> [Exercises to complete]:
**A)** In the benchmark setup instructions below, which part of the .query file values should not be copied into the CSpaceConstraint point?
**B)** Rewrite the paragraph of the benchmark setup instructions below that begins "As you can see in the CfgExamples.xml" as a short list that keeps its main facts.

> [Document extract]:
((

    • Problem: Rename the file name to example_benchmark
    • Environment: Update the file name (e.g. ./open-ppl-env/BenchmarkName/benchmarkName.env)
    • Robot: Update the robot file name (e.g. ./open-ppl-env/BenchmarkName/benchmarkName.robot)
    • CSpaceConstraint: Update the point with the right number of degrees of freedom. Hint: Feel free to use values in the .query file for your start and goal configurations.The first digit (usually a 0) is a robot ID and should not be copied.

  3. Modifying XML File for Different Types of Benchmarks

    As you can see in the CfgExamples.xml, it contains various options and settings that will be applied to the algorithms you would like to run. For example, you can set the types of the environment by changing the Environment tag and change the validity checker of the sampler by changing the vcLabel label inside the sampler tag (e.g., UniformRandomSampler, etc. Some of the tags are commented out. You can uncomment them if you want to apply those tags.).
))
> [Data shown]:
((
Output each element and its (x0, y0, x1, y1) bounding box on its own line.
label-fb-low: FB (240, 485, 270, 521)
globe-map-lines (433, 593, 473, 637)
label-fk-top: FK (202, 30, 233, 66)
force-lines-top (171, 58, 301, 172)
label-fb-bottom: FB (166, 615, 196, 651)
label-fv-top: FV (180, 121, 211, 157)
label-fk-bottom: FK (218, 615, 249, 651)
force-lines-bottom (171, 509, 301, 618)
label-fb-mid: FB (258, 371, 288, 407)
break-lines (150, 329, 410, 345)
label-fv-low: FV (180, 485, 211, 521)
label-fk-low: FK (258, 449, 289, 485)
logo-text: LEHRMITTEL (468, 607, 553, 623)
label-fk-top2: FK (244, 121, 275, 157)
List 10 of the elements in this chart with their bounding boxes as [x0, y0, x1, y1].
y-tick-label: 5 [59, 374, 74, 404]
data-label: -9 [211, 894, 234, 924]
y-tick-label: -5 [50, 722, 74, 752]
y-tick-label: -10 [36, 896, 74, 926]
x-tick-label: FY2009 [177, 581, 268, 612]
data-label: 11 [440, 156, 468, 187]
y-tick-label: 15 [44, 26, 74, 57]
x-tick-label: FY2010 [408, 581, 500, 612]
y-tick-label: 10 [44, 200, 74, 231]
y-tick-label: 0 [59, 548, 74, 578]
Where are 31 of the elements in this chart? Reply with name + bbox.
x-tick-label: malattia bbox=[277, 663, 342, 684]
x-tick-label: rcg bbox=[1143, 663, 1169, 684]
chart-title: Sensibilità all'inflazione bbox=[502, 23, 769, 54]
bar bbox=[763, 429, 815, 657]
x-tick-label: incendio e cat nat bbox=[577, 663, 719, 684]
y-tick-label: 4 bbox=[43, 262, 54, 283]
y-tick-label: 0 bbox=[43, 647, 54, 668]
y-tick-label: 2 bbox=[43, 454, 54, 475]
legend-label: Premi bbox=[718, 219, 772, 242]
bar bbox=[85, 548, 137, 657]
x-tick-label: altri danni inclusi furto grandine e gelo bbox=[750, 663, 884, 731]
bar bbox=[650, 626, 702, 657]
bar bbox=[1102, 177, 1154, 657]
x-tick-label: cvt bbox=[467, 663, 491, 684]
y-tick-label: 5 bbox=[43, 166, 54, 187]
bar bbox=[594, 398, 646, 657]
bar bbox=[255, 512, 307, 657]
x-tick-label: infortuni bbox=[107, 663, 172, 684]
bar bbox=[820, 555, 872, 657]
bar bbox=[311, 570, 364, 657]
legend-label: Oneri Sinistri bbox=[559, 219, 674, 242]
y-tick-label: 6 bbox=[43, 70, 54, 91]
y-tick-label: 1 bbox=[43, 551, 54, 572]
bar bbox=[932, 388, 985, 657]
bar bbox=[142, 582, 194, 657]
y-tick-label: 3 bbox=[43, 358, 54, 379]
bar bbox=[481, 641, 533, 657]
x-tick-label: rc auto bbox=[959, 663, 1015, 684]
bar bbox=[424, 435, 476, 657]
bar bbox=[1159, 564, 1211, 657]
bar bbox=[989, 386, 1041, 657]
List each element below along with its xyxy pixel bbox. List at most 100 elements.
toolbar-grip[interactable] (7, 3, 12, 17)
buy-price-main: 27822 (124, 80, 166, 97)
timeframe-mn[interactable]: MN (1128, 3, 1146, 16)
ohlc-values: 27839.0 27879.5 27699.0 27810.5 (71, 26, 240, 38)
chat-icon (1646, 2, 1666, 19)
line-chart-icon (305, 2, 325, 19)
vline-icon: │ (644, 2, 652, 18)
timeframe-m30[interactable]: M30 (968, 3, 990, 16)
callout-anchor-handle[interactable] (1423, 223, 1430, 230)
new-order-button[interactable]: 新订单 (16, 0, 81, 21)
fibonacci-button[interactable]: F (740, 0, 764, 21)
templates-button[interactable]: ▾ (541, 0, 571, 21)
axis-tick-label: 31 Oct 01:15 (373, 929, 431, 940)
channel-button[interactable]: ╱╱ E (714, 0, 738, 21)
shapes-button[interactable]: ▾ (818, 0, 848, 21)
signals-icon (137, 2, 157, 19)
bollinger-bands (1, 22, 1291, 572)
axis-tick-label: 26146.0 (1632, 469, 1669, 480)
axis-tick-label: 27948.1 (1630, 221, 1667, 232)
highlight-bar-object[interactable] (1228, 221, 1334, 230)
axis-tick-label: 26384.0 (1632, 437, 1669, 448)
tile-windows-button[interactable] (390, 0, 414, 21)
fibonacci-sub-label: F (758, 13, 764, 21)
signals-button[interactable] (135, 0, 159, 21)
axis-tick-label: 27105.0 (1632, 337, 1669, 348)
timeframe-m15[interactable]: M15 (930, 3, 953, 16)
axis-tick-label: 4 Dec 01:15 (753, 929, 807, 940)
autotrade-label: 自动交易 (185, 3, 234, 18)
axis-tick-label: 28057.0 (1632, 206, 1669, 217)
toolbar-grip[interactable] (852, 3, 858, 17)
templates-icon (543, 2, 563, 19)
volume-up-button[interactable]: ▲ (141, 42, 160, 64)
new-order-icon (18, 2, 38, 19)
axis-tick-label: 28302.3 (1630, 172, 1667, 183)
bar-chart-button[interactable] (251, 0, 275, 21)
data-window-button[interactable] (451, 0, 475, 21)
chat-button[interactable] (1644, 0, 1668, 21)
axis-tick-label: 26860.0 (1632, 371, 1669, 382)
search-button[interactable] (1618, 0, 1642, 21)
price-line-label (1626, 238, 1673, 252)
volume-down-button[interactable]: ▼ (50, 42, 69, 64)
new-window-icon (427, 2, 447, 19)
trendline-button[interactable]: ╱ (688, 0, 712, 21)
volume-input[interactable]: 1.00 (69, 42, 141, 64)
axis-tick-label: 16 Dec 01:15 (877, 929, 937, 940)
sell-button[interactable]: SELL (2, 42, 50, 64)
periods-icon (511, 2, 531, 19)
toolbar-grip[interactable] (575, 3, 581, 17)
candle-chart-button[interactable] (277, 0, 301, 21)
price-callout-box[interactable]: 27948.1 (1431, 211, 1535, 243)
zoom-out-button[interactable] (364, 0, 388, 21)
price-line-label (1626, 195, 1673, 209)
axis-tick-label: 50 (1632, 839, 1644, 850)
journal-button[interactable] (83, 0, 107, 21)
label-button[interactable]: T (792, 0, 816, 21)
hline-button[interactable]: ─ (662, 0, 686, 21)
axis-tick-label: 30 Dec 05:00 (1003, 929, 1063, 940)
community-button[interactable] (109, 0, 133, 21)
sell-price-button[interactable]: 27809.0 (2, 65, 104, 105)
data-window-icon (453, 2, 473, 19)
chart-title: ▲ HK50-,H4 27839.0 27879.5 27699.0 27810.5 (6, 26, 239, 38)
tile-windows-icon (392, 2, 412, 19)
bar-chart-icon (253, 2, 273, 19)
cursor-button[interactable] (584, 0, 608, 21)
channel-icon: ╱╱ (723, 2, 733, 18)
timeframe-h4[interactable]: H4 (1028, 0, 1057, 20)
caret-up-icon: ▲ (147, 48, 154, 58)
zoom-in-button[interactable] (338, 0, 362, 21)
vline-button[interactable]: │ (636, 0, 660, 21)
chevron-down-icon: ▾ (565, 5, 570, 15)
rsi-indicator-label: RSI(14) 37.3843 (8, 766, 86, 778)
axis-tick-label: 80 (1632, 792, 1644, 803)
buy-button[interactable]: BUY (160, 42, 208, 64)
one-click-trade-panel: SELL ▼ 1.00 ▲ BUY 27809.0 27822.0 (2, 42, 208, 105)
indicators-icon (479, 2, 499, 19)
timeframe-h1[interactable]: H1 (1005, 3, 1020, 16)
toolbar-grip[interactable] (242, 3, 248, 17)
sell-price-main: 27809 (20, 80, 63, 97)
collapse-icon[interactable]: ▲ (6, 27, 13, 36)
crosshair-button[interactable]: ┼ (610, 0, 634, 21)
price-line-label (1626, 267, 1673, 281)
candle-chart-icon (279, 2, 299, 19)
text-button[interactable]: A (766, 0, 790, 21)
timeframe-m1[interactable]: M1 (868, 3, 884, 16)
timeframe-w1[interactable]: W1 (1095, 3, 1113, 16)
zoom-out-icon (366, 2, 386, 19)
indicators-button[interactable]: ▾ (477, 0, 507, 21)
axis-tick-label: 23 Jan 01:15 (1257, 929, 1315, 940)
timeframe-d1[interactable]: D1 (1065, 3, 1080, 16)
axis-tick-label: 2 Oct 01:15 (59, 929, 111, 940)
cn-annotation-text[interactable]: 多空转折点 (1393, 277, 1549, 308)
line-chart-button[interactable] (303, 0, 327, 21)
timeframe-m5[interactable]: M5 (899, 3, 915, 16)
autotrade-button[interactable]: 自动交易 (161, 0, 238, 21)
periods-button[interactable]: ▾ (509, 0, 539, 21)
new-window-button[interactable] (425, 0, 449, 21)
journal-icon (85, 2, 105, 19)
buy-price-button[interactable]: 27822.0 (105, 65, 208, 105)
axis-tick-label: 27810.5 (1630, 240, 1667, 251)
))
> [Answer list]:
**A)** The first digit (usually a 0), because it is a robot ID.

**B)**
- CfgExamples.xml holds options and settings that are applied to the algorithms you want to run.
- Change the Environment tag to set the type of environment.
- Change the vcLabel label inside the sampler tag to change the sampler's validity checker (e.g., UniformRandomSampler).
- Some tags are commented out; uncomment them to apply them.